--- BEGIN ---

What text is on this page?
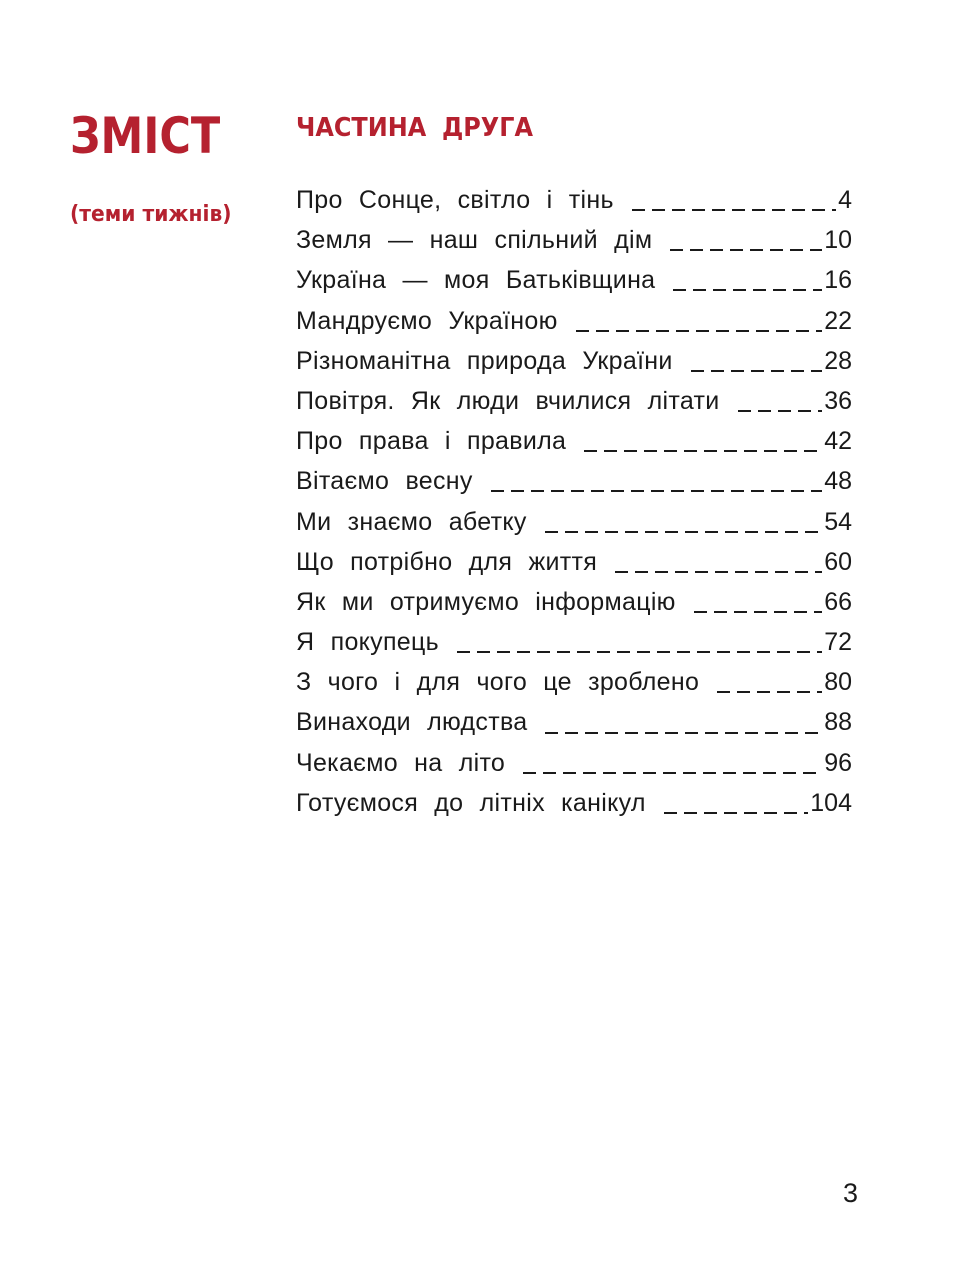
ЗМІСТ
(теми тижнів)
ЧАСТИНА ДРУГА
Про Сонце, світло і тінь	4
Земля — наш спільний дім	10
Україна — моя Батьківщина	16
Мандруємо Україною	22
Різноманітна природа України	28
Повітря. Як люди вчилися літати	36
Про права і правила	42
Вітаємо весну	48
Ми знаємо абетку	54
Що потрібно для життя	60
Як ми отримуємо інформацію	66
Я покупець	72
З чого і для чого це зроблено	80
Винаходи людства	88
Чекаємо на літо	96
Готуємося до літніх канікул	104
3
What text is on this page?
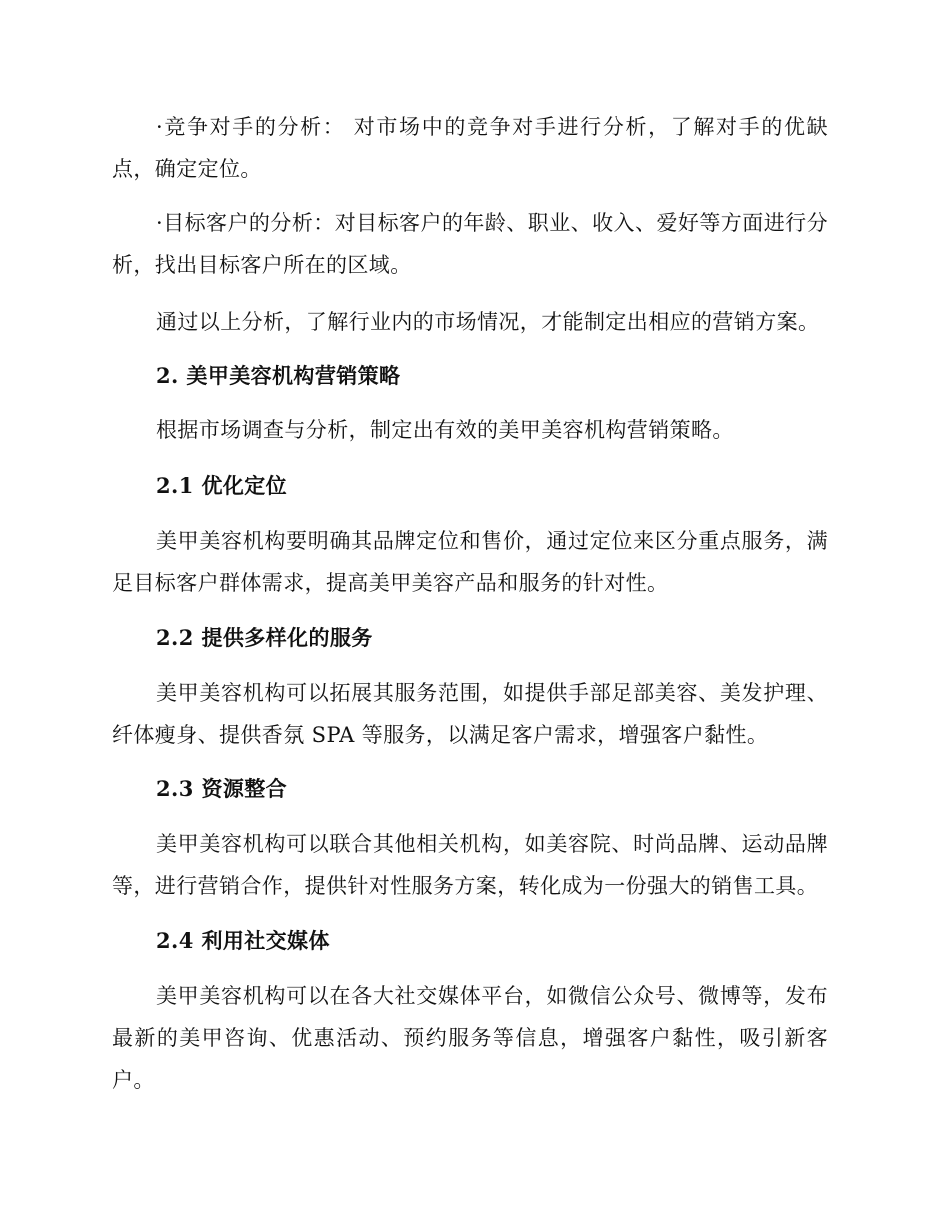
·竞争对手的分析： 对市场中的竞争对手进行分析，了解对手的优缺点，确定定位。

·目标客户的分析：对目标客户的年龄、职业、收入、爱好等方面进行分析，找出目标客户所在的区域。

通过以上分析，了解行业内的市场情况，才能制定出相应的营销方案。

2. 美甲美容机构营销策略

根据市场调查与分析，制定出有效的美甲美容机构营销策略。

2.1 优化定位

美甲美容机构要明确其品牌定位和售价，通过定位来区分重点服务，满足目标客户群体需求，提高美甲美容产品和服务的针对性。

2.2 提供多样化的服务

美甲美容机构可以拓展其服务范围，如提供手部足部美容、美发护理、纤体瘦身、提供香氛 SPA 等服务，以满足客户需求，增强客户黏性。

2.3 资源整合

美甲美容机构可以联合其他相关机构，如美容院、时尚品牌、运动品牌等，进行营销合作，提供针对性服务方案，转化成为一份强大的销售工具。

2.4 利用社交媒体

美甲美容机构可以在各大社交媒体平台，如微信公众号、微博等，发布最新的美甲咨询、优惠活动、预约服务等信息，增强客户黏性，吸引新客户。
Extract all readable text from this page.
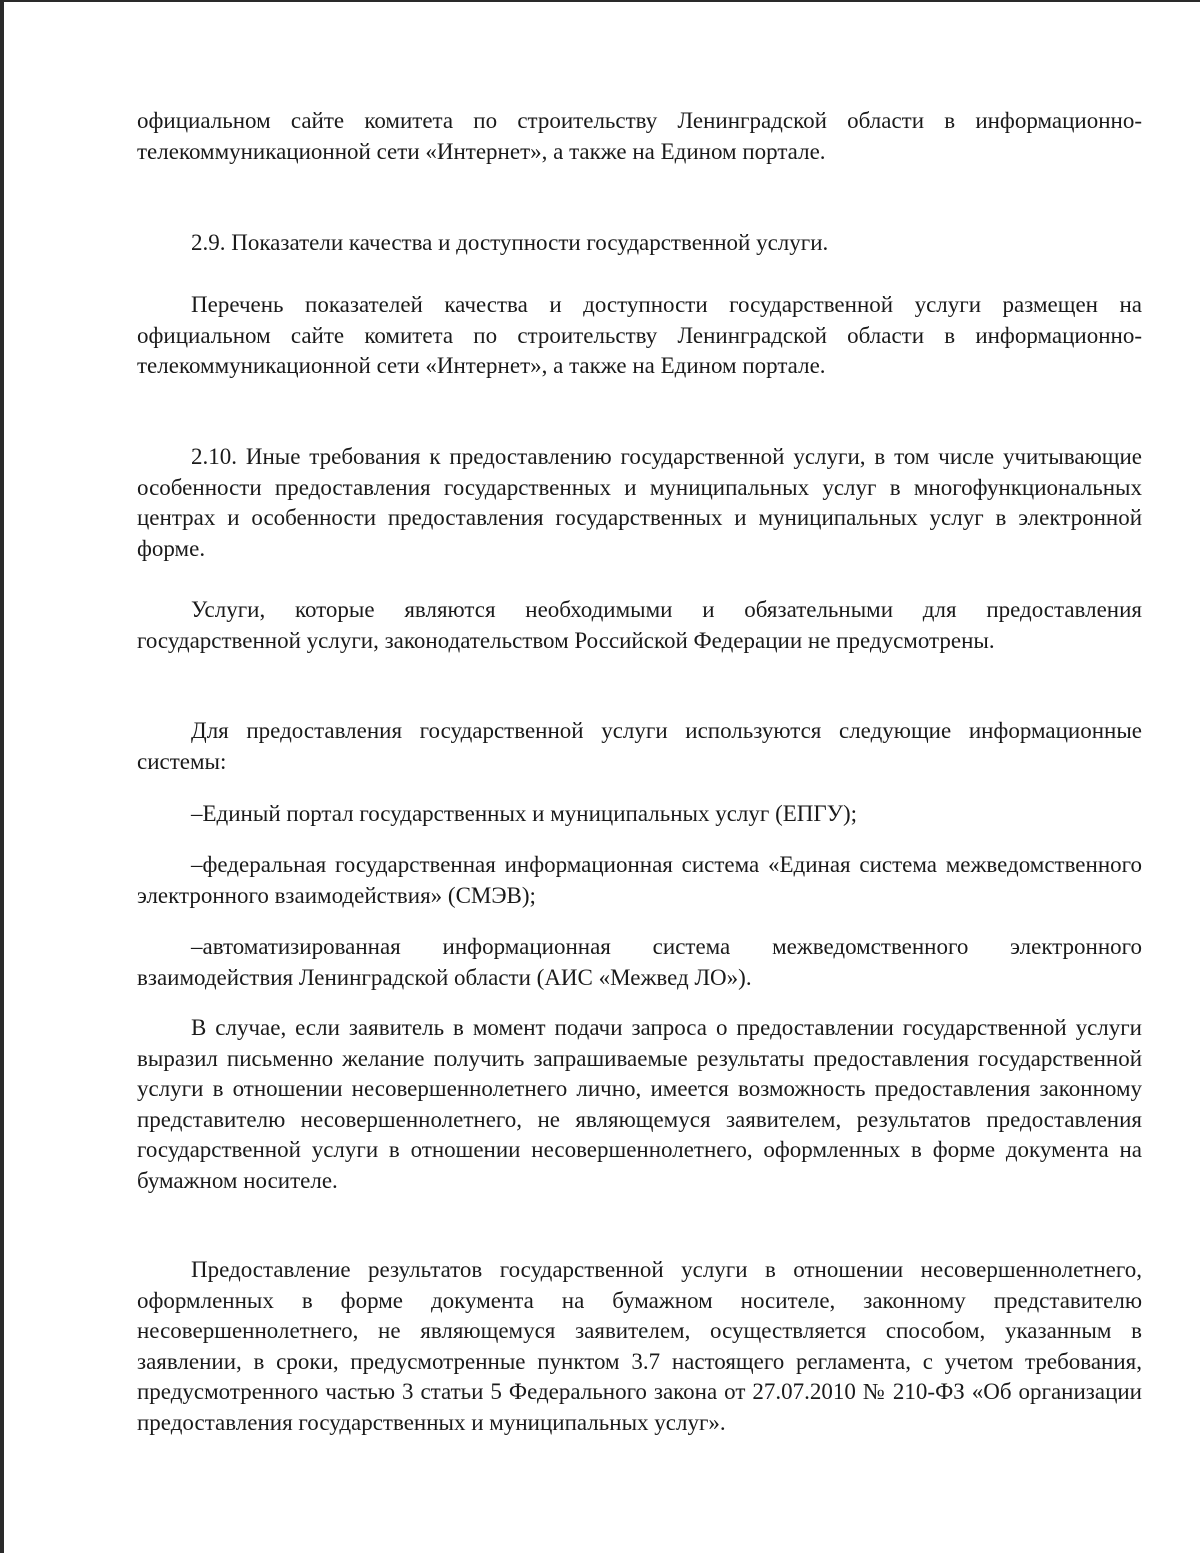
официальном сайте комитета по строительству Ленинградской области в информационно-телекоммуникационной сети «Интернет», а также на Едином портале.

2.9. Показатели качества и доступности государственной услуги.

Перечень показателей качества и доступности государственной услуги размещен на официальном сайте комитета по строительству Ленинградской области в информационно-телекоммуникационной сети «Интернет», а также на Едином портале.

2.10. Иные требования к предоставлению государственной услуги, в том числе учитывающие особенности предоставления государственных и муниципальных услуг в многофункциональных центрах и особенности предоставления государственных и муниципальных услуг в электронной форме.

Услуги, которые являются необходимыми и обязательными для предоставления государственной услуги, законодательством Российской Федерации не предусмотрены.

Для предоставления государственной услуги используются следующие информационные системы:

–Единый портал государственных и муниципальных услуг (ЕПГУ);

–федеральная государственная информационная система «Единая система межведомственного электронного взаимодействия» (СМЭВ);

–автоматизированная информационная система межведомственного электронного взаимодействия Ленинградской области (АИС «Межвед ЛО»).

В случае, если заявитель в момент подачи запроса о предоставлении государственной услуги выразил письменно желание получить запрашиваемые результаты предоставления государственной услуги в отношении несовершеннолетнего лично, имеется возможность предоставления законному представителю несовершеннолетнего, не являющемуся заявителем, результатов предоставления государственной услуги в отношении несовершеннолетнего, оформленных в форме документа на бумажном носителе.

Предоставление результатов государственной услуги в отношении несовершеннолетнего, оформленных в форме документа на бумажном носителе, законному представителю несовершеннолетнего, не являющемуся заявителем, осуществляется способом, указанным в заявлении, в сроки, предусмотренные пунктом 3.7 настоящего регламента, с учетом требования, предусмотренного частью 3 статьи 5 Федерального закона от 27.07.2010 № 210-ФЗ «Об организации предоставления государственных и муниципальных услуг».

--- END ---

__WHAT YOU NEED TO DO__
Count how many lines in the data above hold the string "Едином", and give the number with no other words.

__WRITTEN REPLY__
2